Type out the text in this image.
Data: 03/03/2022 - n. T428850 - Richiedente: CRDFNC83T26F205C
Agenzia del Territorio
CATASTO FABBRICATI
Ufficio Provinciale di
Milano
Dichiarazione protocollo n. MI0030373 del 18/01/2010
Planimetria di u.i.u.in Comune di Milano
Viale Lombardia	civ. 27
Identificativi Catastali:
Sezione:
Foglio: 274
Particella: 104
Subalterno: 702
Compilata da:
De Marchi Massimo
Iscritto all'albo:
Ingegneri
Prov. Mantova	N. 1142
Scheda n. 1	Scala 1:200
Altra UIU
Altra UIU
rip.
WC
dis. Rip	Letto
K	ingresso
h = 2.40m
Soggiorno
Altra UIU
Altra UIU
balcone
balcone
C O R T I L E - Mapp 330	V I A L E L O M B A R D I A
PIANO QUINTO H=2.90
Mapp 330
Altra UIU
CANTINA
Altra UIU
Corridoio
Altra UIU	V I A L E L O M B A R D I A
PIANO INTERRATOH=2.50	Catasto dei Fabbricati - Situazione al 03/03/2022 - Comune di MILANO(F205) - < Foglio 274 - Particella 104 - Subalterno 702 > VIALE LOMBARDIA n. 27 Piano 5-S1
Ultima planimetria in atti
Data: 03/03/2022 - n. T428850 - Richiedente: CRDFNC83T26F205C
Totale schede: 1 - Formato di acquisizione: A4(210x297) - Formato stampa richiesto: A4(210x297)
- - -
(PROBLEM TO WORK ON):
Your task is to give the records above again, exactly.

(WRITTEN RESPONSE):
Type out the text in this image.
Data: 03/03/2022 - n. T428850 - Richiedente: CRDFNC83T26F205C
Agenzia del Territorio
CATASTO FABBRICATI
Ufficio Provinciale di
Milano
Dichiarazione protocollo n. MI0030373 del 18/01/2010
Planimetria di u.i.u.in Comune di Milano
Viale Lombardia	civ. 27
Identificativi Catastali:
Sezione:
Foglio: 274
Particella: 104
Subalterno: 702
Compilata da:
De Marchi Massimo
Iscritto all'albo:
Ingegneri
Prov. Mantova	N. 1142
Scheda n. 1	Scala 1:200
Altra UIU
Altra UIU
rip.
WC
dis. Rip	Letto
K	ingresso
h = 2.40m
Soggiorno
Altra UIU
Altra UIU
balcone
balcone
C O R T I L E - Mapp 330	V I A L E L O M B A R D I A
PIANO QUINTO H=2.90
Mapp 330
Altra UIU
CANTINA
Altra UIU
Corridoio
Altra UIU	V I A L E L O M B A R D I A
PIANO INTERRATOH=2.50	Catasto dei Fabbricati - Situazione al 03/03/2022 - Comune di MILANO(F205) - < Foglio 274 - Particella 104 - Subalterno 702 > VIALE LOMBARDIA n. 27 Piano 5-S1
Ultima planimetria in atti
Data: 03/03/2022 - n. T428850 - Richiedente: CRDFNC83T26F205C
Totale schede: 1 - Formato di acquisizione: A4(210x297) - Formato stampa richiesto: A4(210x297)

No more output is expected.